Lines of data

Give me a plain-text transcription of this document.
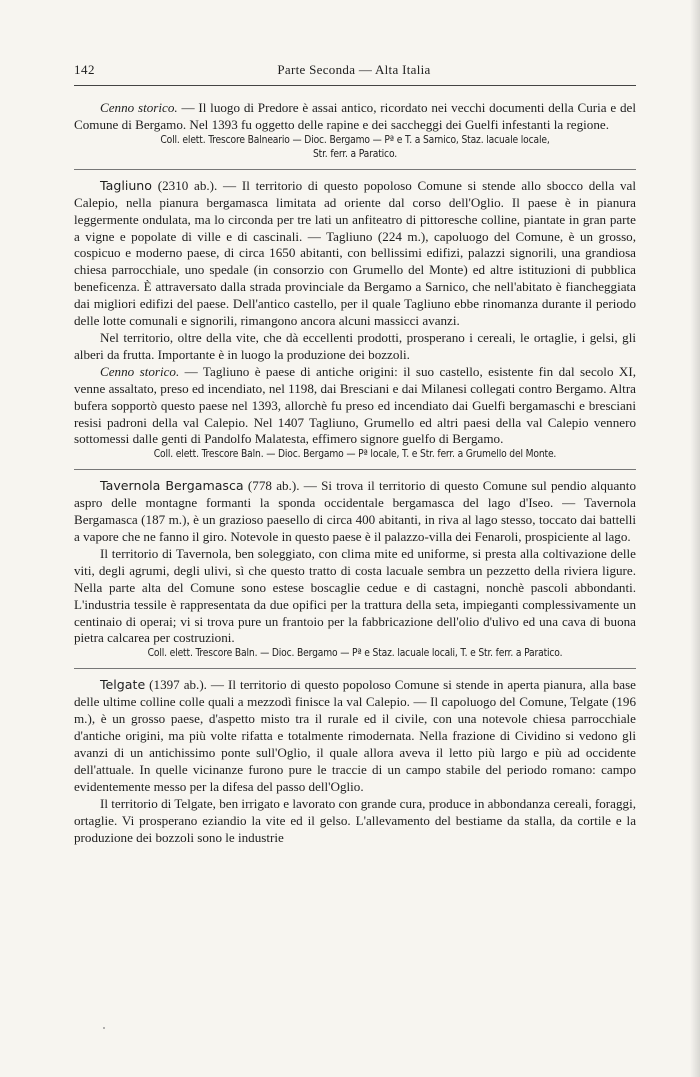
142	Parte Seconda — Alta Italia

Cenno storico. — Il luogo di Predore è assai antico, ricordato nei vecchi documenti della Curia e del Comune di Bergamo. Nel 1393 fu oggetto delle rapine e dei saccheggi dei Guelfi infestanti la regione.

Coll. elett. Trescore Balneario — Dioc. Bergamo — Pª e T. a Sarnico, Staz. lacuale locale,
Str. ferr. a Paratico.

Tagliuno (2310 ab.). — Il territorio di questo popoloso Comune si stende allo sbocco della val Calepio, nella pianura bergamasca limitata ad oriente dal corso dell'Oglio. Il paese è in pianura leggermente ondulata, ma lo circonda per tre lati un anfiteatro di pittoresche colline, piantate in gran parte a vigne e popolate di ville e di cascinali. — Tagliuno (224 m.), capoluogo del Comune, è un grosso, cospicuo e moderno paese, di circa 1650 abitanti, con bellissimi edifizi, palazzi signorili, una grandiosa chiesa parrocchiale, uno spedale (in consorzio con Grumello del Monte) ed altre istituzioni di pubblica beneficenza. È attraversato dalla strada provinciale da Bergamo a Sarnico, che nell'abitato è fiancheggiata dai migliori edifizi del paese. Dell'antico castello, per il quale Tagliuno ebbe rinomanza durante il periodo delle lotte comunali e signorili, rimangono ancora alcuni massicci avanzi.

Nel territorio, oltre della vite, che dà eccellenti prodotti, prosperano i cereali, le ortaglie, i gelsi, gli alberi da frutta. Importante è in luogo la produzione dei bozzoli.

Cenno storico. — Tagliuno è paese di antiche origini: il suo castello, esistente fin dal secolo XI, venne assaltato, preso ed incendiato, nel 1198, dai Bresciani e dai Milanesi collegati contro Bergamo. Altra bufera sopportò questo paese nel 1393, allorchè fu preso ed incendiato dai Guelfi bergamaschi e bresciani resisi padroni della val Calepio. Nel 1407 Tagliuno, Grumello ed altri paesi della val Calepio vennero sottomessi dalle genti di Pandolfo Malatesta, effimero signore guelfo di Bergamo.

Coll. elett. Trescore Baln. — Dioc. Bergamo — Pª locale, T. e Str. ferr. a Grumello del Monte.

Tavernola Bergamasca (778 ab.). — Si trova il territorio di questo Comune sul pendio alquanto aspro delle montagne formanti la sponda occidentale bergamasca del lago d'Iseo. — Tavernola Bergamasca (187 m.), è un grazioso paesello di circa 400 abitanti, in riva al lago stesso, toccato dai battelli a vapore che ne fanno il giro. Notevole in questo paese è il palazzo-villa dei Fenaroli, prospiciente al lago.

Il territorio di Tavernola, ben soleggiato, con clima mite ed uniforme, si presta alla coltivazione delle viti, degli agrumi, degli ulivi, sì che questo tratto di costa lacuale sembra un pezzetto della riviera ligure. Nella parte alta del Comune sono estese boscaglie cedue e di castagni, nonchè pascoli abbondanti. L'industria tessile è rappresentata da due opifici per la trattura della seta, impieganti complessivamente un centinaio di operai; vi si trova pure un frantoio per la fabbricazione dell'olio d'ulivo ed una cava di buona pietra calcarea per costruzioni.

Coll. elett. Trescore Baln. — Dioc. Bergamo — Pª e Staz. lacuale locali, T. e Str. ferr. a Paratico.

Telgate (1397 ab.). — Il territorio di questo popoloso Comune si stende in aperta pianura, alla base delle ultime colline colle quali a mezzodì finisce la val Calepio. — Il capoluogo del Comune, Telgate (196 m.), è un grosso paese, d'aspetto misto tra il rurale ed il civile, con una notevole chiesa parrocchiale d'antiche origini, ma più volte rifatta e totalmente rimodernata. Nella frazione di Cividino si vedono gli avanzi di un antichissimo ponte sull'Oglio, il quale allora aveva il letto più largo e più ad occidente dell'attuale. In quelle vicinanze furono pure le traccie di un campo stabile del periodo romano: campo evidentemente messo per la difesa del passo dell'Oglio.

Il territorio di Telgate, ben irrigato e lavorato con grande cura, produce in abbondanza cereali, foraggi, ortaglie. Vi prosperano eziandio la vite ed il gelso. L'allevamento del bestiame da stalla, da cortile e la produzione dei bozzoli sono le industrie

#### Set task:
From the listing above, print every entry precisely and drop the pictures.

#### Solution to the exercise:
Give me a plain-text transcription of this document.
142	Parte Seconda — Alta Italia

Cenno storico. — Il luogo di Predore è assai antico, ricordato nei vecchi documenti della Curia e del Comune di Bergamo. Nel 1393 fu oggetto delle rapine e dei saccheggi dei Guelfi infestanti la regione.

Coll. elett. Trescore Balneario — Dioc. Bergamo — Pª e T. a Sarnico, Staz. lacuale locale,
Str. ferr. a Paratico.

Tagliuno (2310 ab.). — Il territorio di questo popoloso Comune si stende allo sbocco della val Calepio, nella pianura bergamasca limitata ad oriente dal corso dell'Oglio. Il paese è in pianura leggermente ondulata, ma lo circonda per tre lati un anfiteatro di pittoresche colline, piantate in gran parte a vigne e popolate di ville e di cascinali. — Tagliuno (224 m.), capoluogo del Comune, è un grosso, cospicuo e moderno paese, di circa 1650 abitanti, con bellissimi edifizi, palazzi signorili, una grandiosa chiesa parrocchiale, uno spedale (in consorzio con Grumello del Monte) ed altre istituzioni di pubblica beneficenza. È attraversato dalla strada provinciale da Bergamo a Sarnico, che nell'abitato è fiancheggiata dai migliori edifizi del paese. Dell'antico castello, per il quale Tagliuno ebbe rinomanza durante il periodo delle lotte comunali e signorili, rimangono ancora alcuni massicci avanzi.

Nel territorio, oltre della vite, che dà eccellenti prodotti, prosperano i cereali, le ortaglie, i gelsi, gli alberi da frutta. Importante è in luogo la produzione dei bozzoli.

Cenno storico. — Tagliuno è paese di antiche origini: il suo castello, esistente fin dal secolo XI, venne assaltato, preso ed incendiato, nel 1198, dai Bresciani e dai Milanesi collegati contro Bergamo. Altra bufera sopportò questo paese nel 1393, allorchè fu preso ed incendiato dai Guelfi bergamaschi e bresciani resisi padroni della val Calepio. Nel 1407 Tagliuno, Grumello ed altri paesi della val Calepio vennero sottomessi dalle genti di Pandolfo Malatesta, effimero signore guelfo di Bergamo.

Coll. elett. Trescore Baln. — Dioc. Bergamo — Pª locale, T. e Str. ferr. a Grumello del Monte.

Tavernola Bergamasca (778 ab.). — Si trova il territorio di questo Comune sul pendio alquanto aspro delle montagne formanti la sponda occidentale bergamasca del lago d'Iseo. — Tavernola Bergamasca (187 m.), è un grazioso paesello di circa 400 abitanti, in riva al lago stesso, toccato dai battelli a vapore che ne fanno il giro. Notevole in questo paese è il palazzo-villa dei Fenaroli, prospiciente al lago.

Il territorio di Tavernola, ben soleggiato, con clima mite ed uniforme, si presta alla coltivazione delle viti, degli agrumi, degli ulivi, sì che questo tratto di costa lacuale sembra un pezzetto della riviera ligure. Nella parte alta del Comune sono estese boscaglie cedue e di castagni, nonchè pascoli abbondanti. L'industria tessile è rappresentata da due opifici per la trattura della seta, impieganti complessivamente un centinaio di operai; vi si trova pure un frantoio per la fabbricazione dell'olio d'ulivo ed una cava di buona pietra calcarea per costruzioni.

Coll. elett. Trescore Baln. — Dioc. Bergamo — Pª e Staz. lacuale locali, T. e Str. ferr. a Paratico.

Telgate (1397 ab.). — Il territorio di questo popoloso Comune si stende in aperta pianura, alla base delle ultime colline colle quali a mezzodì finisce la val Calepio. — Il capoluogo del Comune, Telgate (196 m.), è un grosso paese, d'aspetto misto tra il rurale ed il civile, con una notevole chiesa parrocchiale d'antiche origini, ma più volte rifatta e totalmente rimodernata. Nella frazione di Cividino si vedono gli avanzi di un antichissimo ponte sull'Oglio, il quale allora aveva il letto più largo e più ad occidente dell'attuale. In quelle vicinanze furono pure le traccie di un campo stabile del periodo romano: campo evidentemente messo per la difesa del passo dell'Oglio.

Il territorio di Telgate, ben irrigato e lavorato con grande cura, produce in abbondanza cereali, foraggi, ortaglie. Vi prosperano eziandio la vite ed il gelso. L'allevamento del bestiame da stalla, da cortile e la produzione dei bozzoli sono le industrie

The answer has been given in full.